### [WHAT IS ASKED]
Would you set down every entry shown below, precisely as written?
-*-
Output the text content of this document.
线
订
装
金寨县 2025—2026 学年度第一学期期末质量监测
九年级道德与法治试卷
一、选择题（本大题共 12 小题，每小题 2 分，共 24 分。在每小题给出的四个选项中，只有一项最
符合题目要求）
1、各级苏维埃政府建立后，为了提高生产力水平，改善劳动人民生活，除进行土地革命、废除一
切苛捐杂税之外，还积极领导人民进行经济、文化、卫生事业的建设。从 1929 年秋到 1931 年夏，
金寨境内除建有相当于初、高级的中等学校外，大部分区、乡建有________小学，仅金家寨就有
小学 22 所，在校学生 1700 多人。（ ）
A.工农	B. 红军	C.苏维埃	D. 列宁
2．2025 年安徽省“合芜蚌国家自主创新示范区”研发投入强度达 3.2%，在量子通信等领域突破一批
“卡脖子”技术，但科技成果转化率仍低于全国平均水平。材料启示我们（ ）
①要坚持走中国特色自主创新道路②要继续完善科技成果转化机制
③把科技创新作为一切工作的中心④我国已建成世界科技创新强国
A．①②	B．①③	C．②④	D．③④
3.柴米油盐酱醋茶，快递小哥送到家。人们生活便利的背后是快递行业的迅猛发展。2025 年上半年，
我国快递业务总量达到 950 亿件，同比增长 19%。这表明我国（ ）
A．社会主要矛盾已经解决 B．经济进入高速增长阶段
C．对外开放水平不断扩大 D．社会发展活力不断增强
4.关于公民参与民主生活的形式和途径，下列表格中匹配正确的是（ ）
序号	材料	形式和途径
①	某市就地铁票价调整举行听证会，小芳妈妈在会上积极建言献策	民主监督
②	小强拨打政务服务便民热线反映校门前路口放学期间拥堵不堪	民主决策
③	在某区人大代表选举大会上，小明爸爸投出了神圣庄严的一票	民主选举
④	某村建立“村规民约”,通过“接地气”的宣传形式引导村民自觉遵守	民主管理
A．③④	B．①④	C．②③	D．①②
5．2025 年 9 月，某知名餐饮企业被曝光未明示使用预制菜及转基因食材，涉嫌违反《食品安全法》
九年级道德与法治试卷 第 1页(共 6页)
-*-
### [CORRECT ANSWER]
Output the text content of this document.
线
订
装
金寨县 2025—2026 学年度第一学期期末质量监测
九年级道德与法治试卷
一、选择题（本大题共 12 小题，每小题 2 分，共 24 分。在每小题给出的四个选项中，只有一项最
符合题目要求）
1、各级苏维埃政府建立后，为了提高生产力水平，改善劳动人民生活，除进行土地革命、废除一
切苛捐杂税之外，还积极领导人民进行经济、文化、卫生事业的建设。从 1929 年秋到 1931 年夏，
金寨境内除建有相当于初、高级的中等学校外，大部分区、乡建有________小学，仅金家寨就有
小学 22 所，在校学生 1700 多人。（ ）
A.工农	B. 红军	C.苏维埃	D. 列宁
2．2025 年安徽省“合芜蚌国家自主创新示范区”研发投入强度达 3.2%，在量子通信等领域突破一批
“卡脖子”技术，但科技成果转化率仍低于全国平均水平。材料启示我们（ ）
①要坚持走中国特色自主创新道路②要继续完善科技成果转化机制
③把科技创新作为一切工作的中心④我国已建成世界科技创新强国
A．①②	B．①③	C．②④	D．③④
3.柴米油盐酱醋茶，快递小哥送到家。人们生活便利的背后是快递行业的迅猛发展。2025 年上半年，
我国快递业务总量达到 950 亿件，同比增长 19%。这表明我国（ ）
A．社会主要矛盾已经解决 B．经济进入高速增长阶段
C．对外开放水平不断扩大 D．社会发展活力不断增强
4.关于公民参与民主生活的形式和途径，下列表格中匹配正确的是（ ）
序号	材料	形式和途径
①	某市就地铁票价调整举行听证会，小芳妈妈在会上积极建言献策	民主监督
②	小强拨打政务服务便民热线反映校门前路口放学期间拥堵不堪	民主决策
③	在某区人大代表选举大会上，小明爸爸投出了神圣庄严的一票	民主选举
④	某村建立“村规民约”,通过“接地气”的宣传形式引导村民自觉遵守	民主管理
A．③④	B．①④	C．②③	D．①②
5．2025 年 9 月，某知名餐饮企业被曝光未明示使用预制菜及转基因食材，涉嫌违反《食品安全法》
九年级道德与法治试卷 第 1页(共 6页)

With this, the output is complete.